■ PASSAGE:

○ ○ ○ ○ ○ ○ ○

The six boys boxed under the name of Sands, a name taken by Dave’s older brother Percy after ‘Snowy’ Sands, a local railway guard and boxing fan. Known as The Fighting Sands, they became one of Australia's greatest sporting families.
 
 
 
 
 
(Photograph courtesy of www.australianboxingmemorabilia.com)
 


 

The first few years

Soon after Tom Maguire took 15 year old Dave under his wing, the victories began to roll in.

 

By the end of 1942, when Dave was nearly 17, he had knocked out a dozen opponents in Newcastle.

 

By 1946, he was boxing twelve-round matches before up to 10,000 people in Sydney and Brisbane. In May that year he won the Australian middleweight title. Three months later he became national light-heavyweight champion.
 
 
 
Dave Sands in training
(Photograph courtesy of Newcastle Museum)
 

 

Success did not go to Dave Sands’ head.

○ ○ ○ ○ ○ ○ ○

■ SUPPLIED ENTRIES:

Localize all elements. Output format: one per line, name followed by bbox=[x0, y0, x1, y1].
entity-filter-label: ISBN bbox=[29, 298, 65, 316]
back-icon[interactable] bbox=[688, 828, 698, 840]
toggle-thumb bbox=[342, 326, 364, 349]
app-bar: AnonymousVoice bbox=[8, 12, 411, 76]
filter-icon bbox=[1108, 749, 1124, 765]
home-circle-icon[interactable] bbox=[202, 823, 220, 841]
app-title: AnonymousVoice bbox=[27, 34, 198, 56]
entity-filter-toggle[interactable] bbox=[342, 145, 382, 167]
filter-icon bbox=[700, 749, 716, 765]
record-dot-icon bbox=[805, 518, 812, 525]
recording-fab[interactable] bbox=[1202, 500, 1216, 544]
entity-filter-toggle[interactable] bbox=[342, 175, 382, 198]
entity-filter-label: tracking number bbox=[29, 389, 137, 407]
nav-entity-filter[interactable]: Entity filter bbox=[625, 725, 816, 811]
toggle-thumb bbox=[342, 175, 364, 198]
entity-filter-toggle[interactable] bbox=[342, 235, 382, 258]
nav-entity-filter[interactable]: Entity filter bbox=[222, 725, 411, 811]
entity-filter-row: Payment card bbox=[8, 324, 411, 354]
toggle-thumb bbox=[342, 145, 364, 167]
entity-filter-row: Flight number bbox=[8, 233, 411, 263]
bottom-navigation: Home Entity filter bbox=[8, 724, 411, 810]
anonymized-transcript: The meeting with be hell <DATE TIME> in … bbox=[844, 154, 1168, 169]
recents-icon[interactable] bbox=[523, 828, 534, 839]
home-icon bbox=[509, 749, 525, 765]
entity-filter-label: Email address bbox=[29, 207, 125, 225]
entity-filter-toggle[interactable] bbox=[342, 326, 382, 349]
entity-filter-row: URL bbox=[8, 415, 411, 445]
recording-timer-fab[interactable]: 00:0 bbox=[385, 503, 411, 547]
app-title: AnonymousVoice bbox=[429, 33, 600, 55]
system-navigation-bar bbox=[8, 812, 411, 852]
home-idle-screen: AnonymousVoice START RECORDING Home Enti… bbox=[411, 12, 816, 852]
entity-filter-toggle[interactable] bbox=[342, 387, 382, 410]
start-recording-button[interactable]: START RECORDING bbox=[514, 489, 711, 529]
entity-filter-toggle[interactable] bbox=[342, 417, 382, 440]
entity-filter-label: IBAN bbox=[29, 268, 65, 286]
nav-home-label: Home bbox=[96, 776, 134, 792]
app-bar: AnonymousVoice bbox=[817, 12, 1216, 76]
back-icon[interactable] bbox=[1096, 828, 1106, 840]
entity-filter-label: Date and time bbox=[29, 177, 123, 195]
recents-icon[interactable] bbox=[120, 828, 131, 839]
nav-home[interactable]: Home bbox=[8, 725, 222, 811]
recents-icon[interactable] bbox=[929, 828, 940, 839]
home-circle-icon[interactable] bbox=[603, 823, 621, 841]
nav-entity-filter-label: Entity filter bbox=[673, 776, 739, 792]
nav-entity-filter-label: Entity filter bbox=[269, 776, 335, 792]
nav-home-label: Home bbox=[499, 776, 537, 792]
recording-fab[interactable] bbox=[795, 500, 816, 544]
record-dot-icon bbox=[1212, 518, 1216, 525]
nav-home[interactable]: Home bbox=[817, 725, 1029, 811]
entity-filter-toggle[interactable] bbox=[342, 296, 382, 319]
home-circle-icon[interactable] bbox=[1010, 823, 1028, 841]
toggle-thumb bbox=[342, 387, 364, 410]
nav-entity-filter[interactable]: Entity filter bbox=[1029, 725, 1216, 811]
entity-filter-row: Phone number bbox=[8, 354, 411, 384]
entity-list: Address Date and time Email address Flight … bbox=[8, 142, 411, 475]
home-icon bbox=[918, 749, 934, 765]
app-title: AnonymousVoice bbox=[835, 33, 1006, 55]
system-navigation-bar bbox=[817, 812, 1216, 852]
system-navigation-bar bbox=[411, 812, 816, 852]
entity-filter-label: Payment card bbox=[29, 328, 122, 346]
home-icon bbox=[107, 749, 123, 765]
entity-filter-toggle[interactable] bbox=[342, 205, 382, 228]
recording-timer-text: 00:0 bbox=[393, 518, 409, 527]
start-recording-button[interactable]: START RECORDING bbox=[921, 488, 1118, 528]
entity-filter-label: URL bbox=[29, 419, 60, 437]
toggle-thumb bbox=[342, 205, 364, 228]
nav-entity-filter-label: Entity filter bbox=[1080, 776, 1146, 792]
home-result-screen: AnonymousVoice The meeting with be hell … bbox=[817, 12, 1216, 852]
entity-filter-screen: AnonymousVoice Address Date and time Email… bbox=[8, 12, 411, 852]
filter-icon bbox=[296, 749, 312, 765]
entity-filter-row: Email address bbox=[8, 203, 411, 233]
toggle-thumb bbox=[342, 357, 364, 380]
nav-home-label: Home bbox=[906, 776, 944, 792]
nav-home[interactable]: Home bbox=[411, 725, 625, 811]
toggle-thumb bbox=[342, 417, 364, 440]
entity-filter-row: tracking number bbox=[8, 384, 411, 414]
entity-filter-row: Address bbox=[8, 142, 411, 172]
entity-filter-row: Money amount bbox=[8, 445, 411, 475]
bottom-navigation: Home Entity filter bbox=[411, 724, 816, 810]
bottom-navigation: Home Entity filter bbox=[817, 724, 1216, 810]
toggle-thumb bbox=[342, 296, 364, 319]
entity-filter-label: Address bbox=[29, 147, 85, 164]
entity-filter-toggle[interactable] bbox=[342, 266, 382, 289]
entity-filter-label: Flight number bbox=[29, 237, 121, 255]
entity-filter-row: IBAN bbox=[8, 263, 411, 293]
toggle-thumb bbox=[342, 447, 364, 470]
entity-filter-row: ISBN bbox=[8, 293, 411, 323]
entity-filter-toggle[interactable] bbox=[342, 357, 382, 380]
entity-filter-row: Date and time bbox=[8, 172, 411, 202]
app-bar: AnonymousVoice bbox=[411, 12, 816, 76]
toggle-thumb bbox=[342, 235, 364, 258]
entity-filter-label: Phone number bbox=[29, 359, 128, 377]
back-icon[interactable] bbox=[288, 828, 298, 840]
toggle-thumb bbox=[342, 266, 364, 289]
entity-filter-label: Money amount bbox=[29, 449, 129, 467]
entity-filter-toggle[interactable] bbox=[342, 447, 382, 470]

○ ○ ○ ○ ○ ○ ○

■ REQUIRED ACTIONS:
1. According to the Dave Sands passage, whom was the name Sands taken from?
2. Name every person mentioned by name in the Dave Sands passage.
3. Translate this sentence from the Dave Sands passage into Spanish: "Success did not go to Dave Sands’ head."
The listing comes from a separate source and has no connection to the passage about Dave Sands.

■ RESULTS FOR THE EXERCISE:
1. 'Snowy' Sands, a local railway guard and boxing fan.

2. Dave Sands, Percy, 'Snowy' Sands, Tom Maguire

3. El éxito no se le subió a la cabeza a Dave Sands.